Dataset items
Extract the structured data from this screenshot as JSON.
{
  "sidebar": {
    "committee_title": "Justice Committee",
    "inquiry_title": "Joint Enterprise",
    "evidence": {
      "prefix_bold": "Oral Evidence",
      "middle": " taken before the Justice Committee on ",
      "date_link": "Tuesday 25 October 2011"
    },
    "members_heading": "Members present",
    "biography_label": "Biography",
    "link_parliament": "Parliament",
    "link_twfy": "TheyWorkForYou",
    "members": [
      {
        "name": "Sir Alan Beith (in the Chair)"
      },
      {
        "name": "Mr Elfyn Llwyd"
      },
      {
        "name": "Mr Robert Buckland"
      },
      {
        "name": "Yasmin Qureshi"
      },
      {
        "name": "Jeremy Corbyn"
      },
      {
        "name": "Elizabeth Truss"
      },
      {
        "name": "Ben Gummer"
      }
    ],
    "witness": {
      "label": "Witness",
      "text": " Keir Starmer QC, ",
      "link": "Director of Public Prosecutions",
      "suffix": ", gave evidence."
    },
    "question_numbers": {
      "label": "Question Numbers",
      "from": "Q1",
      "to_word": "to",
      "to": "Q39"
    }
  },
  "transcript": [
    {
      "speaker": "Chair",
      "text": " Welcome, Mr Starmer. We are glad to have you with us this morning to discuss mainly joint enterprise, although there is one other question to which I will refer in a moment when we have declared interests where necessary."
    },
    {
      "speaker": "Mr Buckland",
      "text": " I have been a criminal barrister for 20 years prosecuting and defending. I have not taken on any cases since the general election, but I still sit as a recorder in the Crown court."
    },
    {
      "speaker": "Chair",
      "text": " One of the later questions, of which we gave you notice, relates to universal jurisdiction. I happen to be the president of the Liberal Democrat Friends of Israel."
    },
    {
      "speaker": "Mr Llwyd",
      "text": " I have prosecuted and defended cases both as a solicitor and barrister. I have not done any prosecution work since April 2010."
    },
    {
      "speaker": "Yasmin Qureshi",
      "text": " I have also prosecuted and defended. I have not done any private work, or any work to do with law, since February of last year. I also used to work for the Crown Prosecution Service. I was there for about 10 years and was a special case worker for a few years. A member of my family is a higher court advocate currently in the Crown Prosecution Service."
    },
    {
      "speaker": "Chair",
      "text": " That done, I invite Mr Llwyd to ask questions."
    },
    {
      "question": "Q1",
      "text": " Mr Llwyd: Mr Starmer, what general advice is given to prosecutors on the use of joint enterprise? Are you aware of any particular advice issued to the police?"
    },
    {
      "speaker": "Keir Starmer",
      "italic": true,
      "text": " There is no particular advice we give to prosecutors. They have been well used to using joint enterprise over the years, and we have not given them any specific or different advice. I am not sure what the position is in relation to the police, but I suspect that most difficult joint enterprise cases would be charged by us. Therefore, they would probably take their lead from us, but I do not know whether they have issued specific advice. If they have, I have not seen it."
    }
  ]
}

▸ **WHAT YOU WILL DO**:
Pick out all the lines with the word "questions" in them and copy them.

▸ **RESULT OF THIS EXERCISE**:
      "text": " One of the later questions, of which we gave you notice, relates to universal jurisdiction. I happen to be the president of the Liberal Democrat Friends of Israel."
      "text": " That done, I invite Mr Llwyd to ask questions."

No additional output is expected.